- **INPUT FOR THIS TASK**:
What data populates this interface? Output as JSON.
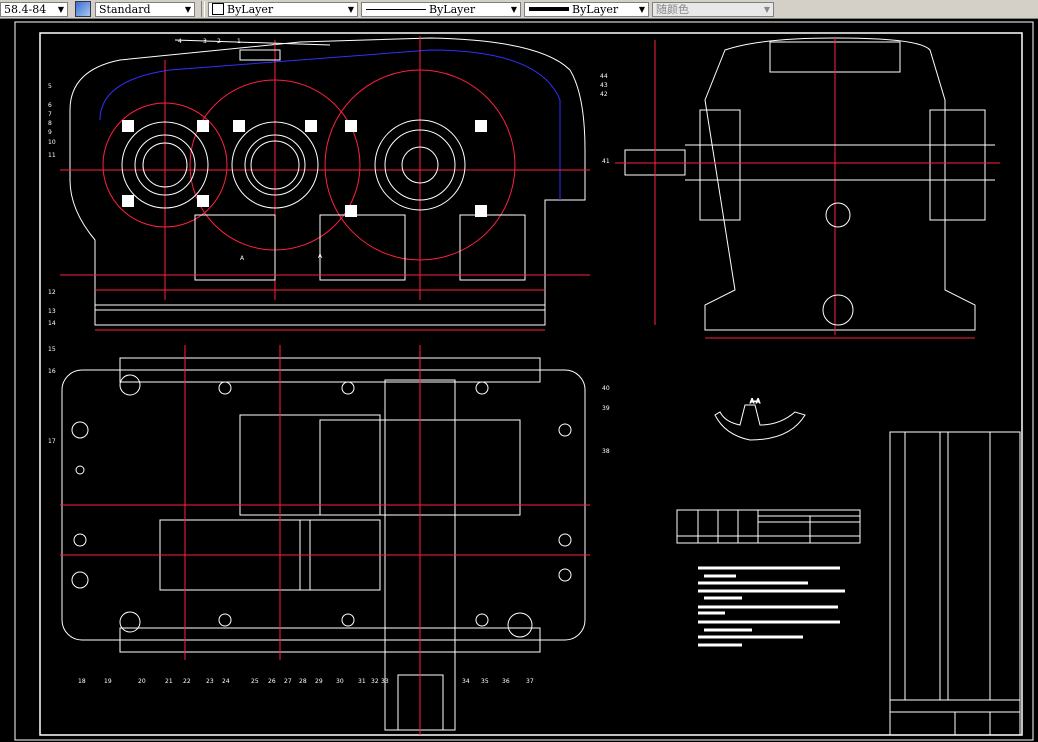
{
  "toolbar": {
    "dimstyle": "58.4-84",
    "textstyle": "Standard",
    "layer_color": "ByLayer",
    "linetype": "ByLayer",
    "lineweight": "ByLayer",
    "plotstyle": "随颜色"
  },
  "colors": {
    "background": "#000000",
    "outline": "#ffffff",
    "center": "#ff2040",
    "hidden": "#2020ff",
    "toolbar": "#d4d0c8"
  },
  "balloons": {
    "front_top": [
      "4",
      "3",
      "2",
      "1"
    ],
    "front_left": [
      "5",
      "6",
      "7",
      "8",
      "9",
      "10",
      "11",
      "12",
      "13",
      "14"
    ],
    "front_right": [
      "44",
      "43",
      "42"
    ],
    "side": [
      "41"
    ],
    "top_left": [
      "15",
      "16",
      "17"
    ],
    "top_right": [
      "40",
      "39",
      "38"
    ],
    "bottom": [
      "18",
      "19",
      "20",
      "21",
      "22",
      "23",
      "24",
      "25",
      "26",
      "27",
      "28",
      "29",
      "30",
      "31",
      "32",
      "33",
      "34",
      "35",
      "36",
      "37"
    ]
  },
  "section_label": "A-A",
  "section_marks": [
    "A",
    "A"
  ]
}
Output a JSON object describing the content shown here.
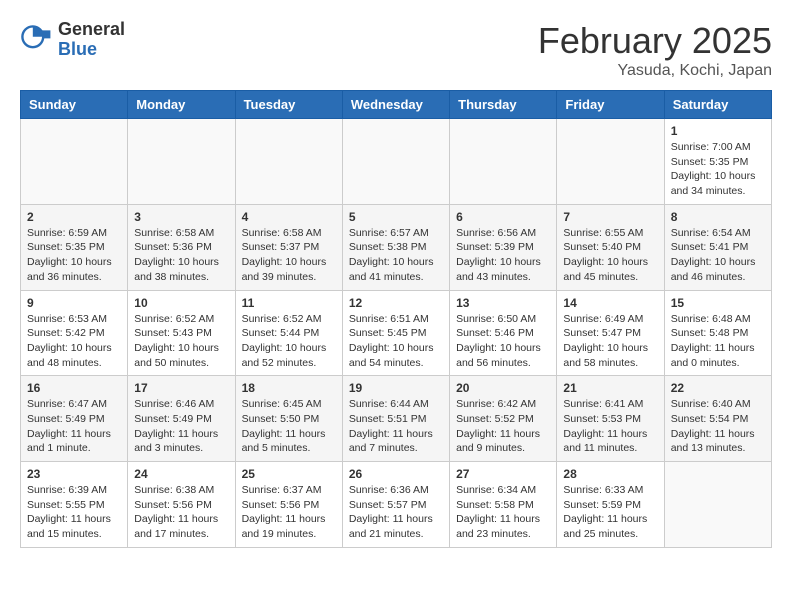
{
  "logo": {
    "general": "General",
    "blue": "Blue"
  },
  "header": {
    "title": "February 2025",
    "subtitle": "Yasuda, Kochi, Japan"
  },
  "weekdays": [
    "Sunday",
    "Monday",
    "Tuesday",
    "Wednesday",
    "Thursday",
    "Friday",
    "Saturday"
  ],
  "weeks": [
    [
      {
        "day": "",
        "info": ""
      },
      {
        "day": "",
        "info": ""
      },
      {
        "day": "",
        "info": ""
      },
      {
        "day": "",
        "info": ""
      },
      {
        "day": "",
        "info": ""
      },
      {
        "day": "",
        "info": ""
      },
      {
        "day": "1",
        "info": "Sunrise: 7:00 AM\nSunset: 5:35 PM\nDaylight: 10 hours and 34 minutes."
      }
    ],
    [
      {
        "day": "2",
        "info": "Sunrise: 6:59 AM\nSunset: 5:35 PM\nDaylight: 10 hours and 36 minutes."
      },
      {
        "day": "3",
        "info": "Sunrise: 6:58 AM\nSunset: 5:36 PM\nDaylight: 10 hours and 38 minutes."
      },
      {
        "day": "4",
        "info": "Sunrise: 6:58 AM\nSunset: 5:37 PM\nDaylight: 10 hours and 39 minutes."
      },
      {
        "day": "5",
        "info": "Sunrise: 6:57 AM\nSunset: 5:38 PM\nDaylight: 10 hours and 41 minutes."
      },
      {
        "day": "6",
        "info": "Sunrise: 6:56 AM\nSunset: 5:39 PM\nDaylight: 10 hours and 43 minutes."
      },
      {
        "day": "7",
        "info": "Sunrise: 6:55 AM\nSunset: 5:40 PM\nDaylight: 10 hours and 45 minutes."
      },
      {
        "day": "8",
        "info": "Sunrise: 6:54 AM\nSunset: 5:41 PM\nDaylight: 10 hours and 46 minutes."
      }
    ],
    [
      {
        "day": "9",
        "info": "Sunrise: 6:53 AM\nSunset: 5:42 PM\nDaylight: 10 hours and 48 minutes."
      },
      {
        "day": "10",
        "info": "Sunrise: 6:52 AM\nSunset: 5:43 PM\nDaylight: 10 hours and 50 minutes."
      },
      {
        "day": "11",
        "info": "Sunrise: 6:52 AM\nSunset: 5:44 PM\nDaylight: 10 hours and 52 minutes."
      },
      {
        "day": "12",
        "info": "Sunrise: 6:51 AM\nSunset: 5:45 PM\nDaylight: 10 hours and 54 minutes."
      },
      {
        "day": "13",
        "info": "Sunrise: 6:50 AM\nSunset: 5:46 PM\nDaylight: 10 hours and 56 minutes."
      },
      {
        "day": "14",
        "info": "Sunrise: 6:49 AM\nSunset: 5:47 PM\nDaylight: 10 hours and 58 minutes."
      },
      {
        "day": "15",
        "info": "Sunrise: 6:48 AM\nSunset: 5:48 PM\nDaylight: 11 hours and 0 minutes."
      }
    ],
    [
      {
        "day": "16",
        "info": "Sunrise: 6:47 AM\nSunset: 5:49 PM\nDaylight: 11 hours and 1 minute."
      },
      {
        "day": "17",
        "info": "Sunrise: 6:46 AM\nSunset: 5:49 PM\nDaylight: 11 hours and 3 minutes."
      },
      {
        "day": "18",
        "info": "Sunrise: 6:45 AM\nSunset: 5:50 PM\nDaylight: 11 hours and 5 minutes."
      },
      {
        "day": "19",
        "info": "Sunrise: 6:44 AM\nSunset: 5:51 PM\nDaylight: 11 hours and 7 minutes."
      },
      {
        "day": "20",
        "info": "Sunrise: 6:42 AM\nSunset: 5:52 PM\nDaylight: 11 hours and 9 minutes."
      },
      {
        "day": "21",
        "info": "Sunrise: 6:41 AM\nSunset: 5:53 PM\nDaylight: 11 hours and 11 minutes."
      },
      {
        "day": "22",
        "info": "Sunrise: 6:40 AM\nSunset: 5:54 PM\nDaylight: 11 hours and 13 minutes."
      }
    ],
    [
      {
        "day": "23",
        "info": "Sunrise: 6:39 AM\nSunset: 5:55 PM\nDaylight: 11 hours and 15 minutes."
      },
      {
        "day": "24",
        "info": "Sunrise: 6:38 AM\nSunset: 5:56 PM\nDaylight: 11 hours and 17 minutes."
      },
      {
        "day": "25",
        "info": "Sunrise: 6:37 AM\nSunset: 5:56 PM\nDaylight: 11 hours and 19 minutes."
      },
      {
        "day": "26",
        "info": "Sunrise: 6:36 AM\nSunset: 5:57 PM\nDaylight: 11 hours and 21 minutes."
      },
      {
        "day": "27",
        "info": "Sunrise: 6:34 AM\nSunset: 5:58 PM\nDaylight: 11 hours and 23 minutes."
      },
      {
        "day": "28",
        "info": "Sunrise: 6:33 AM\nSunset: 5:59 PM\nDaylight: 11 hours and 25 minutes."
      },
      {
        "day": "",
        "info": ""
      }
    ]
  ]
}
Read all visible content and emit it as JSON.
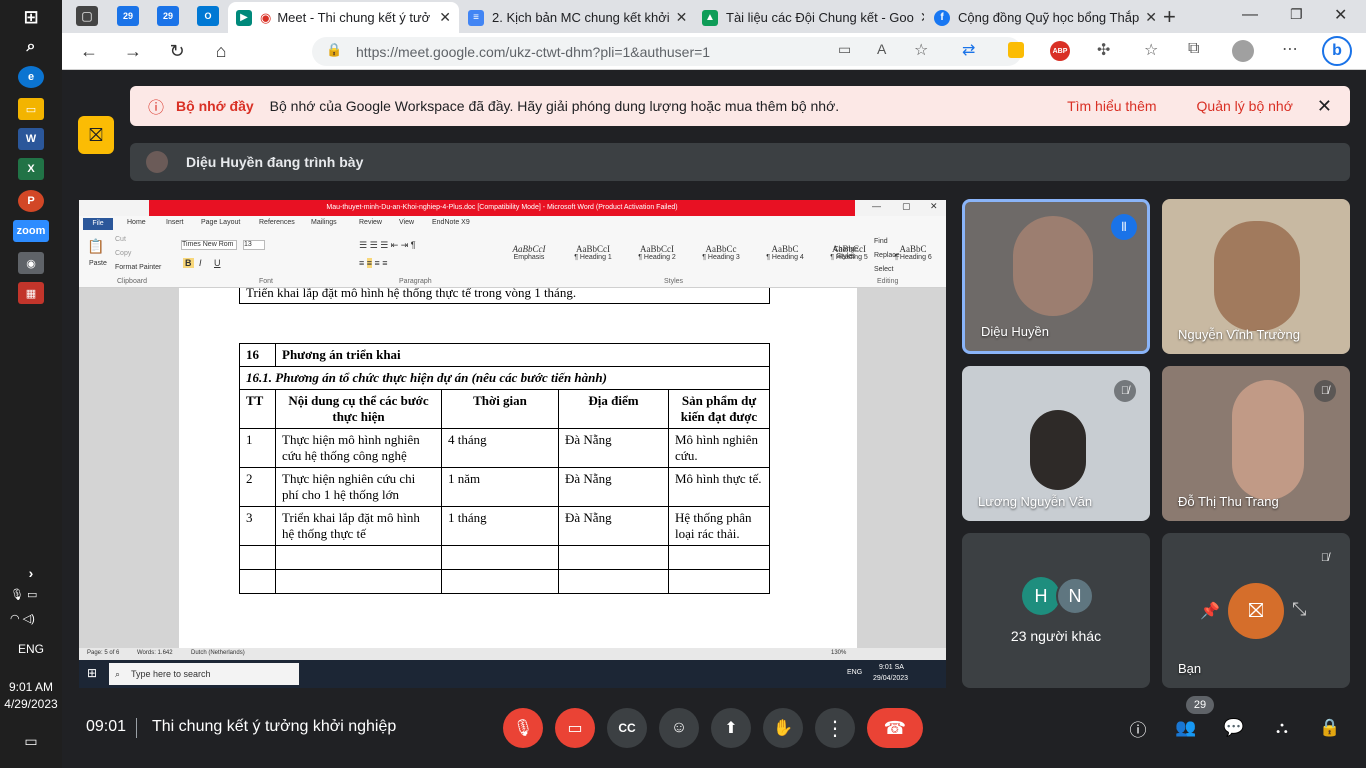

- **EXERCISE AIM**:
Leaving aside the images, write out the entries above word for word.

- **EXERCISE SOLUTION**:
What data populates this interface? Output as JSON.
{
  "toolbar": {
    "dimstyle": "58.4-84",
    "textstyle": "Standard",
    "layer_color": "ByLayer",
    "linetype": "ByLayer",
    "lineweight": "ByLayer",
    "plotstyle": "随颜色"
  },
  "colors": {
    "background": "#000000",
    "outline": "#ffffff",
    "center": "#ff2040",
    "hidden": "#2020ff",
    "toolbar": "#d4d0c8"
  },
  "balloons": {
    "front_top": [
      "4",
      "3",
      "2",
      "1"
    ],
    "front_left": [
      "5",
      "6",
      "7",
      "8",
      "9",
      "10",
      "11",
      "12",
      "13",
      "14"
    ],
    "front_right": [
      "44",
      "43",
      "42"
    ],
    "side": [
      "41"
    ],
    "top_left": [
      "15",
      "16",
      "17"
    ],
    "top_right": [
      "40",
      "39",
      "38"
    ],
    "bottom": [
      "18",
      "19",
      "20",
      "21",
      "22",
      "23",
      "24",
      "25",
      "26",
      "27",
      "28",
      "29",
      "30",
      "31",
      "32",
      "33",
      "34",
      "35",
      "36",
      "37"
    ]
  },
  "section_label": "A-A",
  "section_marks": [
    "A",
    "A"
  ]
}
Output a JSON object describing the content shown here.
{
  "logo": {
    "general": "General",
    "blue": "Blue"
  },
  "header": {
    "title": "February 2025",
    "subtitle": "Yasuda, Kochi, Japan"
  },
  "weekdays": [
    "Sunday",
    "Monday",
    "Tuesday",
    "Wednesday",
    "Thursday",
    "Friday",
    "Saturday"
  ],
  "weeks": [
    [
      {
        "day": "",
        "info": ""
      },
      {
        "day": "",
        "info": ""
      },
      {
        "day": "",
        "info": ""
      },
      {
        "day": "",
        "info": ""
      },
      {
        "day": "",
        "info": ""
      },
      {
        "day": "",
        "info": ""
      },
      {
        "day": "1",
        "info": "Sunrise: 7:00 AM\nSunset: 5:35 PM\nDaylight: 10 hours and 34 minutes."
      }
    ],
    [
      {
        "day": "2",
        "info": "Sunrise: 6:59 AM\nSunset: 5:35 PM\nDaylight: 10 hours and 36 minutes."
      },
      {
        "day": "3",
        "info": "Sunrise: 6:58 AM\nSunset: 5:36 PM\nDaylight: 10 hours and 38 minutes."
      },
      {
        "day": "4",
        "info": "Sunrise: 6:58 AM\nSunset: 5:37 PM\nDaylight: 10 hours and 39 minutes."
      },
      {
        "day": "5",
        "info": "Sunrise: 6:57 AM\nSunset: 5:38 PM\nDaylight: 10 hours and 41 minutes."
      },
      {
        "day": "6",
        "info": "Sunrise: 6:56 AM\nSunset: 5:39 PM\nDaylight: 10 hours and 43 minutes."
      },
      {
        "day": "7",
        "info": "Sunrise: 6:55 AM\nSunset: 5:40 PM\nDaylight: 10 hours and 45 minutes."
      },
      {
        "day": "8",
        "info": "Sunrise: 6:54 AM\nSunset: 5:41 PM\nDaylight: 10 hours and 46 minutes."
      }
    ],
    [
      {
        "day": "9",
        "info": "Sunrise: 6:53 AM\nSunset: 5:42 PM\nDaylight: 10 hours and 48 minutes."
      },
      {
        "day": "10",
        "info": "Sunrise: 6:52 AM\nSunset: 5:43 PM\nDaylight: 10 hours and 50 minutes."
      },
      {
        "day": "11",
        "info": "Sunrise: 6:52 AM\nSunset: 5:44 PM\nDaylight: 10 hours and 52 minutes."
      },
      {
        "day": "12",
        "info": "Sunrise: 6:51 AM\nSunset: 5:45 PM\nDaylight: 10 hours and 54 minutes."
      },
      {
        "day": "13",
        "info": "Sunrise: 6:50 AM\nSunset: 5:46 PM\nDaylight: 10 hours and 56 minutes."
      },
      {
        "day": "14",
        "info": "Sunrise: 6:49 AM\nSunset: 5:47 PM\nDaylight: 10 hours and 58 minutes."
      },
      {
        "day": "15",
        "info": "Sunrise: 6:48 AM\nSunset: 5:48 PM\nDaylight: 11 hours and 0 minutes."
      }
    ],
    [
      {
        "day": "16",
        "info": "Sunrise: 6:47 AM\nSunset: 5:49 PM\nDaylight: 11 hours and 1 minute."
      },
      {
        "day": "17",
        "info": "Sunrise: 6:46 AM\nSunset: 5:49 PM\nDaylight: 11 hours and 3 minutes."
      },
      {
        "day": "18",
        "info": "Sunrise: 6:45 AM\nSunset: 5:50 PM\nDaylight: 11 hours and 5 minutes."
      },
      {
        "day": "19",
        "info": "Sunrise: 6:44 AM\nSunset: 5:51 PM\nDaylight: 11 hours and 7 minutes."
      },
      {
        "day": "20",
        "info": "Sunrise: 6:42 AM\nSunset: 5:52 PM\nDaylight: 11 hours and 9 minutes."
      },
      {
        "day": "21",
        "info": "Sunrise: 6:41 AM\nSunset: 5:53 PM\nDaylight: 11 hours and 11 minutes."
      },
      {
        "day": "22",
        "info": "Sunrise: 6:40 AM\nSunset: 5:54 PM\nDaylight: 11 hours and 13 minutes."
      }
    ],
    [
      {
        "day": "23",
        "info": "Sunrise: 6:39 AM\nSunset: 5:55 PM\nDaylight: 11 hours and 15 minutes."
      },
      {
        "day": "24",
        "info": "Sunrise: 6:38 AM\nSunset: 5:56 PM\nDaylight: 11 hours and 17 minutes."
      },
      {
        "day": "25",
        "info": "Sunrise: 6:37 AM\nSunset: 5:56 PM\nDaylight: 11 hours and 19 minutes."
      },
      {
        "day": "26",
        "info": "Sunrise: 6:36 AM\nSunset: 5:57 PM\nDaylight: 11 hours and 21 minutes."
      },
      {
        "day": "27",
        "info": "Sunrise: 6:34 AM\nSunset: 5:58 PM\nDaylight: 11 hours and 23 minutes."
      },
      {
        "day": "28",
        "info": "Sunrise: 6:33 AM\nSunset: 5:59 PM\nDaylight: 11 hours and 25 minutes."
      },
      {
        "day": "",
        "info": ""
      }
    ]
  ]
}
Read all visible content and emit it as JSON.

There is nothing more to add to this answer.